• _STATED EXERCISE_
Without including any pictures, copy each entry below exactly.

Collected data:
┏━━

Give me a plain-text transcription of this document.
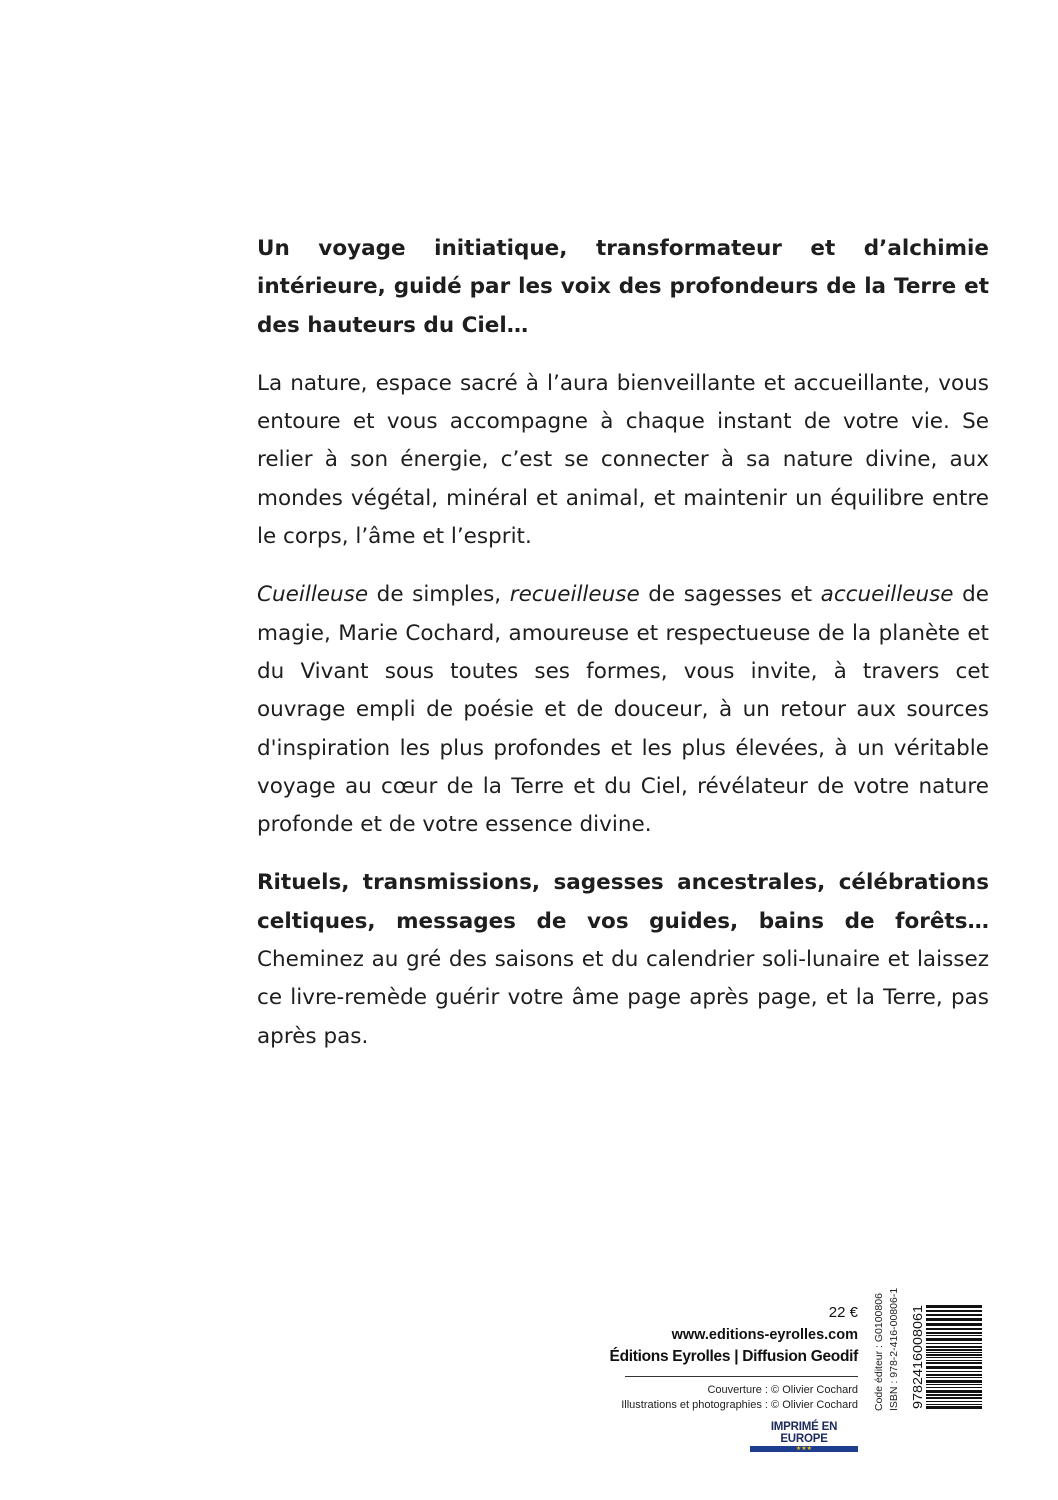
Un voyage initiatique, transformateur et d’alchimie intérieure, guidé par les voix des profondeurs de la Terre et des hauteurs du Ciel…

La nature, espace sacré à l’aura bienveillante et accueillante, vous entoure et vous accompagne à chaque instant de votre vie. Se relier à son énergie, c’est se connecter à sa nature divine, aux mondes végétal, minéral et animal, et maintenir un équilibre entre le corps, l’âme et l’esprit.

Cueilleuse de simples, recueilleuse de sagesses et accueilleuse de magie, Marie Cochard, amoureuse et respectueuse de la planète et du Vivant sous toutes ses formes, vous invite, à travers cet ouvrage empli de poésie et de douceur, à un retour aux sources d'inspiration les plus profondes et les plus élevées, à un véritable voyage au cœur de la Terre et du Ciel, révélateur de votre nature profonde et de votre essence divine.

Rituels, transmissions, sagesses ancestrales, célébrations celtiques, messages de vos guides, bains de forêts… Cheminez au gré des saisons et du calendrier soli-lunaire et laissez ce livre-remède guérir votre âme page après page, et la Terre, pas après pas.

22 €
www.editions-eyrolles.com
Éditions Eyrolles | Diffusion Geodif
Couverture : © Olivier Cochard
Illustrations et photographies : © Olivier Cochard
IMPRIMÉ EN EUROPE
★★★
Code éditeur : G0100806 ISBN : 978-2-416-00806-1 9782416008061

┗━━

• _IN RESPONSE_
Give me a plain-text transcription of this document.
Un voyage initiatique, transformateur et d’alchimie intérieure, guidé par les voix des profondeurs de la Terre et des hauteurs du Ciel…

La nature, espace sacré à l’aura bienveillante et accueillante, vous entoure et vous accompagne à chaque instant de votre vie. Se relier à son énergie, c’est se connecter à sa nature divine, aux mondes végétal, minéral et animal, et maintenir un équilibre entre le corps, l’âme et l’esprit.

Cueilleuse de simples, recueilleuse de sagesses et accueilleuse de magie, Marie Cochard, amoureuse et respectueuse de la planète et du Vivant sous toutes ses formes, vous invite, à travers cet ouvrage empli de poésie et de douceur, à un retour aux sources d'inspiration les plus profondes et les plus élevées, à un véritable voyage au cœur de la Terre et du Ciel, révélateur de votre nature profonde et de votre essence divine.

Rituels, transmissions, sagesses ancestrales, célébrations celtiques, messages de vos guides, bains de forêts… Cheminez au gré des saisons et du calendrier soli-lunaire et laissez ce livre-remède guérir votre âme page après page, et la Terre, pas après pas.

22 €
www.editions-eyrolles.com
Éditions Eyrolles | Diffusion Geodif
Couverture : © Olivier Cochard
Illustrations et photographies : © Olivier Cochard
IMPRIMÉ EN EUROPE
★★★
Code éditeur : G0100806 ISBN : 978-2-416-00806-1 9782416008061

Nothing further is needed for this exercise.